▶ **Prompt**
Only lines with the word "Settings" are needed; collect each of them from the listing below.
= = = = = = =
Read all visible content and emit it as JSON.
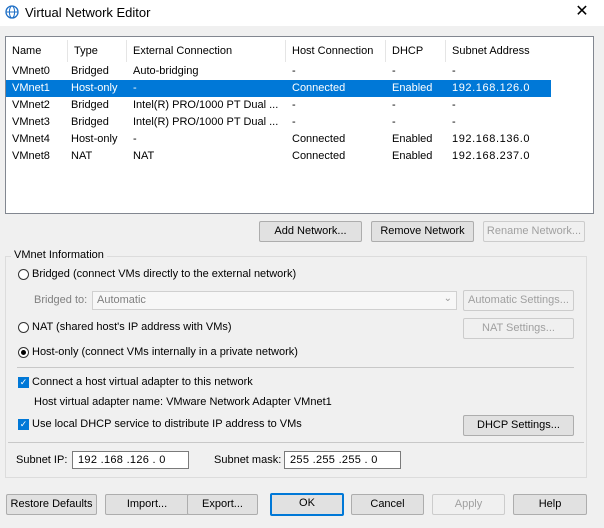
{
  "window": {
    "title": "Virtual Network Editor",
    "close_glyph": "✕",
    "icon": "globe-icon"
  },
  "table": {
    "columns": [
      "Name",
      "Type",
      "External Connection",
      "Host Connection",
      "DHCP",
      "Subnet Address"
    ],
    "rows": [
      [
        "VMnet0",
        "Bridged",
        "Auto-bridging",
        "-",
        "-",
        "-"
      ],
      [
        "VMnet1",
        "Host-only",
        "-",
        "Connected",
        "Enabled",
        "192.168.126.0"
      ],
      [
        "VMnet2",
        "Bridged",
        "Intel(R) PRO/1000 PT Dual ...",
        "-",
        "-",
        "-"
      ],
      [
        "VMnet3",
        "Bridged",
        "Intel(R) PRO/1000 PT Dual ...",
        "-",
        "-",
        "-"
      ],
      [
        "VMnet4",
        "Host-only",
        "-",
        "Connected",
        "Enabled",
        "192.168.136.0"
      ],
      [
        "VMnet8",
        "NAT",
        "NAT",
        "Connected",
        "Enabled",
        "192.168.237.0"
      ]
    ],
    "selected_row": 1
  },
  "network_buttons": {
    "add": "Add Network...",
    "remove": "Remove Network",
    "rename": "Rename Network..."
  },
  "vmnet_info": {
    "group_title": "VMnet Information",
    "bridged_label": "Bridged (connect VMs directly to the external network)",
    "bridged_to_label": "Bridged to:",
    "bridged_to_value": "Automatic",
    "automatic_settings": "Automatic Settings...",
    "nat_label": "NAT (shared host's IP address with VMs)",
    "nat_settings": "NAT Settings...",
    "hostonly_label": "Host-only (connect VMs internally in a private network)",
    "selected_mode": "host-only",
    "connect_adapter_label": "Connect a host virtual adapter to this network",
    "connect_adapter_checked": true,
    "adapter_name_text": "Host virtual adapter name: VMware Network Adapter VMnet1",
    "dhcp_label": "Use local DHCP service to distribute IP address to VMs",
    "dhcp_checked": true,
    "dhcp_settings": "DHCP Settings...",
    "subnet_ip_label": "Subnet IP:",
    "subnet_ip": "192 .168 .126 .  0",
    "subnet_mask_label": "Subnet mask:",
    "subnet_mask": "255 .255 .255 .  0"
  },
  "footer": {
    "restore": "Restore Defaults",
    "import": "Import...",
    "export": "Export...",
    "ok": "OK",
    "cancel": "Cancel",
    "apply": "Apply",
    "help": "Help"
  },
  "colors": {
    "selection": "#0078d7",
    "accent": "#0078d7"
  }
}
= = = = = = =
▶ **Answer for the task**
    "automatic_settings": "Automatic Settings...",
    "nat_settings": "NAT Settings...",
    "dhcp_settings": "DHCP Settings...",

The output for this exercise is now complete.